* EXERCISE INPUTS
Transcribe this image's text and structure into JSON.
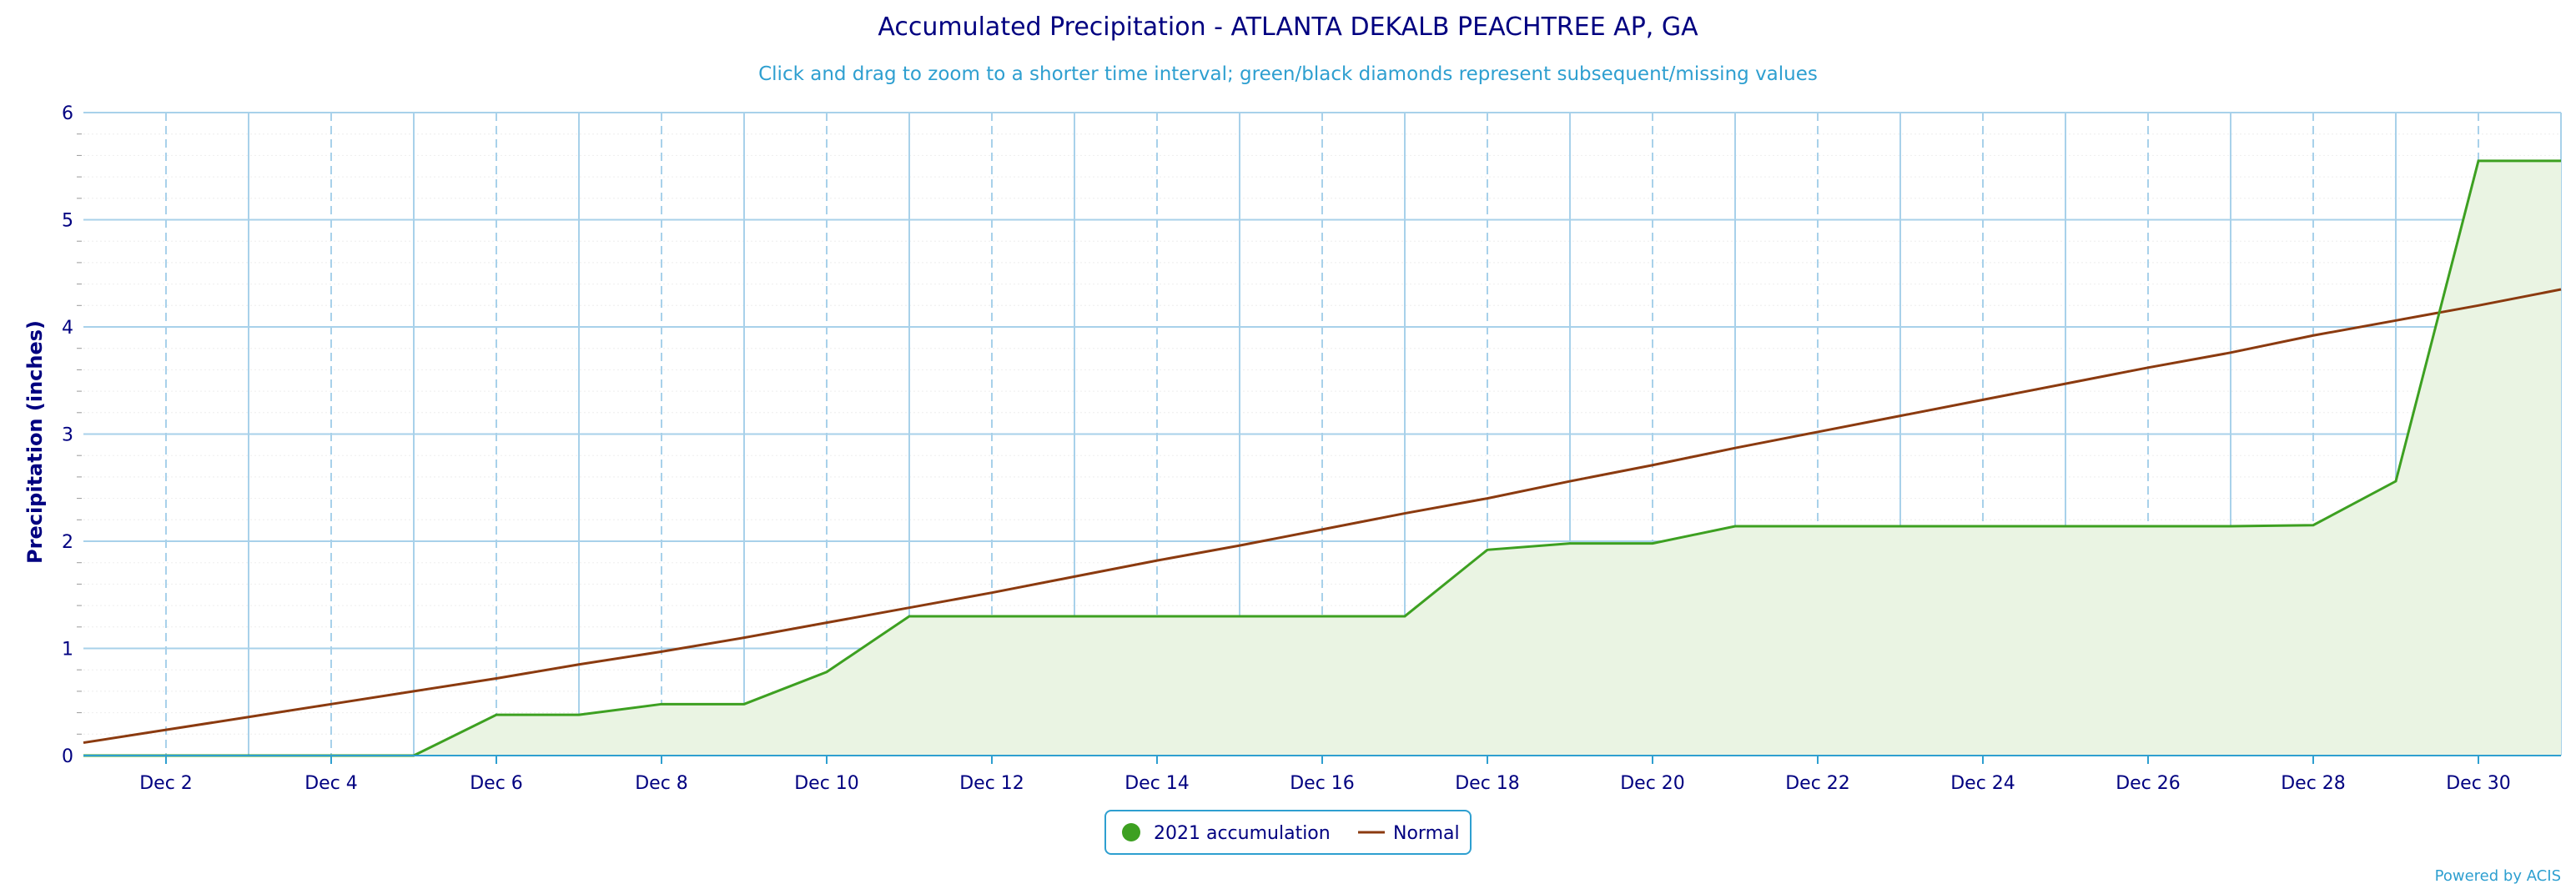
{
  "chart_data": {
    "type": "area",
    "title": "Accumulated Precipitation - ATLANTA DEKALB PEACHTREE AP, GA",
    "subtitle": "Click and drag to zoom to a shorter time interval; green/black diamonds represent subsequent/missing values",
    "xlabel": "",
    "ylabel": "Precipitation (inches)",
    "xlim": [
      "2021-12-01",
      "2021-12-31"
    ],
    "ylim": [
      0,
      6
    ],
    "y_ticks": [
      "0",
      "1",
      "2",
      "3",
      "4",
      "5",
      "6"
    ],
    "x_ticks": [
      {
        "date": "2021-12-02",
        "label": "Dec 2"
      },
      {
        "date": "2021-12-04",
        "label": "Dec 4"
      },
      {
        "date": "2021-12-06",
        "label": "Dec 6"
      },
      {
        "date": "2021-12-08",
        "label": "Dec 8"
      },
      {
        "date": "2021-12-10",
        "label": "Dec 10"
      },
      {
        "date": "2021-12-12",
        "label": "Dec 12"
      },
      {
        "date": "2021-12-14",
        "label": "Dec 14"
      },
      {
        "date": "2021-12-16",
        "label": "Dec 16"
      },
      {
        "date": "2021-12-18",
        "label": "Dec 18"
      },
      {
        "date": "2021-12-20",
        "label": "Dec 20"
      },
      {
        "date": "2021-12-22",
        "label": "Dec 22"
      },
      {
        "date": "2021-12-24",
        "label": "Dec 24"
      },
      {
        "date": "2021-12-26",
        "label": "Dec 26"
      },
      {
        "date": "2021-12-28",
        "label": "Dec 28"
      },
      {
        "date": "2021-12-30",
        "label": "Dec 30"
      }
    ],
    "x": [
      "2021-12-01",
      "2021-12-02",
      "2021-12-03",
      "2021-12-04",
      "2021-12-05",
      "2021-12-06",
      "2021-12-07",
      "2021-12-08",
      "2021-12-09",
      "2021-12-10",
      "2021-12-11",
      "2021-12-12",
      "2021-12-13",
      "2021-12-14",
      "2021-12-15",
      "2021-12-16",
      "2021-12-17",
      "2021-12-18",
      "2021-12-19",
      "2021-12-20",
      "2021-12-21",
      "2021-12-22",
      "2021-12-23",
      "2021-12-24",
      "2021-12-25",
      "2021-12-26",
      "2021-12-27",
      "2021-12-28",
      "2021-12-29",
      "2021-12-30",
      "2021-12-31"
    ],
    "series": [
      {
        "name": "2021 accumulation",
        "type": "area",
        "color": "#3da021",
        "fill": "#eaf4e3",
        "values": [
          0,
          0,
          0,
          0,
          0,
          0.38,
          0.38,
          0.48,
          0.48,
          0.78,
          1.3,
          1.3,
          1.3,
          1.3,
          1.3,
          1.3,
          1.3,
          1.92,
          1.98,
          1.98,
          2.14,
          2.14,
          2.14,
          2.14,
          2.14,
          2.14,
          2.14,
          2.15,
          2.56,
          5.55,
          5.55
        ]
      },
      {
        "name": "Normal",
        "type": "line",
        "color": "#8b3a0f",
        "values": [
          0.12,
          0.24,
          0.36,
          0.48,
          0.6,
          0.72,
          0.85,
          0.97,
          1.1,
          1.24,
          1.38,
          1.52,
          1.67,
          1.82,
          1.96,
          2.11,
          2.26,
          2.4,
          2.56,
          2.71,
          2.87,
          3.02,
          3.17,
          3.32,
          3.47,
          3.62,
          3.76,
          3.92,
          4.06,
          4.2,
          4.35
        ]
      }
    ],
    "grid": true,
    "legend_position": "bottom-center",
    "colors": {
      "title": "#000080",
      "subtitle": "#2e9fd0",
      "grid": "#a8d1ea",
      "minor_grid": "#eeeeee",
      "axis": "#2e9fd0"
    }
  },
  "credits": "Powered by ACIS"
}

* GIVEN PROBLEM
Your answer should be a single number: the count of lines in the entries that contain the word "name".

* SOLUTION FOR THIS TASK
2